TASK GOAL: Please write the listing below out again exactly, leaving every picture behind.

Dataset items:
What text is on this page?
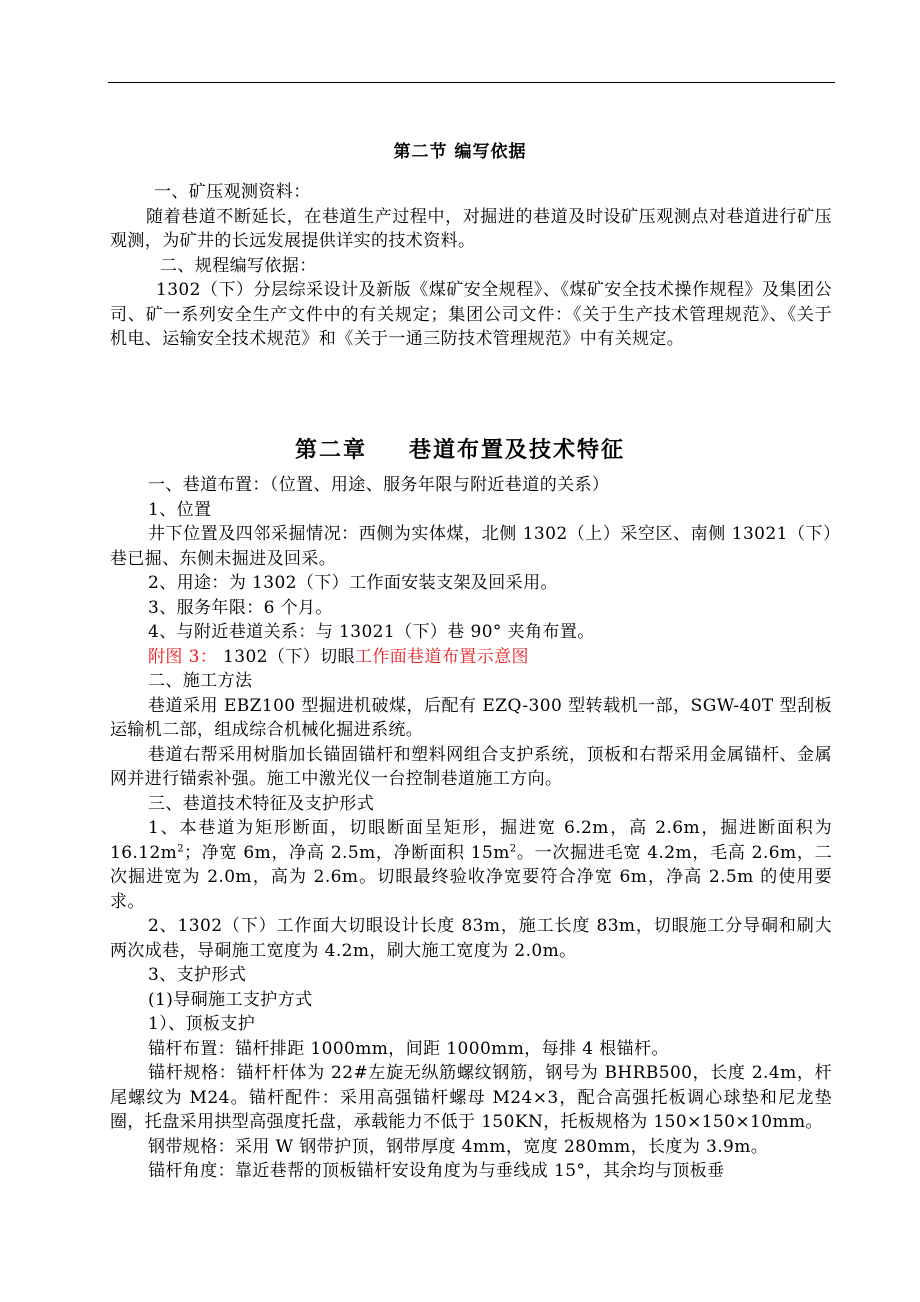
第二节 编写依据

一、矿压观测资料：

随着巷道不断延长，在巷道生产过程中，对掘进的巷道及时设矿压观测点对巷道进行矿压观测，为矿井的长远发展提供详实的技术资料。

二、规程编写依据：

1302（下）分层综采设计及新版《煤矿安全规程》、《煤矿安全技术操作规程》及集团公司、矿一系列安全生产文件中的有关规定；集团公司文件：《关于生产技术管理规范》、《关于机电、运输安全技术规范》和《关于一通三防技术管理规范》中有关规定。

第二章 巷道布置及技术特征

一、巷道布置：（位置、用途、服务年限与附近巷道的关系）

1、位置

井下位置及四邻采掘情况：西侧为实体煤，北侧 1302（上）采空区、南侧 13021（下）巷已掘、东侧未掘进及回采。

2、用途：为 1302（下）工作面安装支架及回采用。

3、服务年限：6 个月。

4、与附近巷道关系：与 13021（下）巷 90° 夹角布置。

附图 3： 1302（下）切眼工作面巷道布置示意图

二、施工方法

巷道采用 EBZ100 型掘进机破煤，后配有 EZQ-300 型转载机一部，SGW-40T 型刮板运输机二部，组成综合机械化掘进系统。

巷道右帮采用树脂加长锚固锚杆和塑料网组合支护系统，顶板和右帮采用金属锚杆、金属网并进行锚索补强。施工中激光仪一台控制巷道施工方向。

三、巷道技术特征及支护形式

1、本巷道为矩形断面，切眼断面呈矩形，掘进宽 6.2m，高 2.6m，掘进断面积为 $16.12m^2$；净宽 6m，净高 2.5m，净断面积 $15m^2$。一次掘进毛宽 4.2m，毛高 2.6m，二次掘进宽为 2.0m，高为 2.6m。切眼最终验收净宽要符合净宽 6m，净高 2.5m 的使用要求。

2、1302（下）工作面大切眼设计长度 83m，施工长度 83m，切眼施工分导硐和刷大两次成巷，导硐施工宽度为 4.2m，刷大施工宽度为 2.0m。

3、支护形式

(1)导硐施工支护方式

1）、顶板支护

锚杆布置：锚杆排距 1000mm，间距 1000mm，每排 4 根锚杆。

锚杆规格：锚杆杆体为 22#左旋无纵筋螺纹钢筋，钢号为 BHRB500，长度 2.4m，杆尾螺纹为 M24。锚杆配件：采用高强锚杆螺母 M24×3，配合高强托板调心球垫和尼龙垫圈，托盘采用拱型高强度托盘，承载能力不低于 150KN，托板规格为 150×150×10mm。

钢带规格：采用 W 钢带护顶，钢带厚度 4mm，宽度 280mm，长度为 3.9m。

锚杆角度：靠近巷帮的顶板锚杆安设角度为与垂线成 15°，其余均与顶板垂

SOLUTION:
What text is on this page?
第二节 编写依据

一、矿压观测资料：

随着巷道不断延长，在巷道生产过程中，对掘进的巷道及时设矿压观测点对巷道进行矿压观测，为矿井的长远发展提供详实的技术资料。

二、规程编写依据：

1302（下）分层综采设计及新版《煤矿安全规程》、《煤矿安全技术操作规程》及集团公司、矿一系列安全生产文件中的有关规定；集团公司文件：《关于生产技术管理规范》、《关于机电、运输安全技术规范》和《关于一通三防技术管理规范》中有关规定。

第二章 巷道布置及技术特征

一、巷道布置：（位置、用途、服务年限与附近巷道的关系）

1、位置

井下位置及四邻采掘情况：西侧为实体煤，北侧 1302（上）采空区、南侧 13021（下）巷已掘、东侧未掘进及回采。

2、用途：为 1302（下）工作面安装支架及回采用。

3、服务年限：6 个月。

4、与附近巷道关系：与 13021（下）巷 90° 夹角布置。

附图 3： 1302（下）切眼工作面巷道布置示意图

二、施工方法

巷道采用 EBZ100 型掘进机破煤，后配有 EZQ-300 型转载机一部，SGW-40T 型刮板运输机二部，组成综合机械化掘进系统。

巷道右帮采用树脂加长锚固锚杆和塑料网组合支护系统，顶板和右帮采用金属锚杆、金属网并进行锚索补强。施工中激光仪一台控制巷道施工方向。

三、巷道技术特征及支护形式

1、本巷道为矩形断面，切眼断面呈矩形，掘进宽 6.2m，高 2.6m，掘进断面积为 $16.12m^2$；净宽 6m，净高 2.5m，净断面积 $15m^2$。一次掘进毛宽 4.2m，毛高 2.6m，二次掘进宽为 2.0m，高为 2.6m。切眼最终验收净宽要符合净宽 6m，净高 2.5m 的使用要求。

2、1302（下）工作面大切眼设计长度 83m，施工长度 83m，切眼施工分导硐和刷大两次成巷，导硐施工宽度为 4.2m，刷大施工宽度为 2.0m。

3、支护形式

(1)导硐施工支护方式

1）、顶板支护

锚杆布置：锚杆排距 1000mm，间距 1000mm，每排 4 根锚杆。

锚杆规格：锚杆杆体为 22#左旋无纵筋螺纹钢筋，钢号为 BHRB500，长度 2.4m，杆尾螺纹为 M24。锚杆配件：采用高强锚杆螺母 M24×3，配合高强托板调心球垫和尼龙垫圈，托盘采用拱型高强度托盘，承载能力不低于 150KN，托板规格为 150×150×10mm。

钢带规格：采用 W 钢带护顶，钢带厚度 4mm，宽度 280mm，长度为 3.9m。

锚杆角度：靠近巷帮的顶板锚杆安设角度为与垂线成 15°，其余均与顶板垂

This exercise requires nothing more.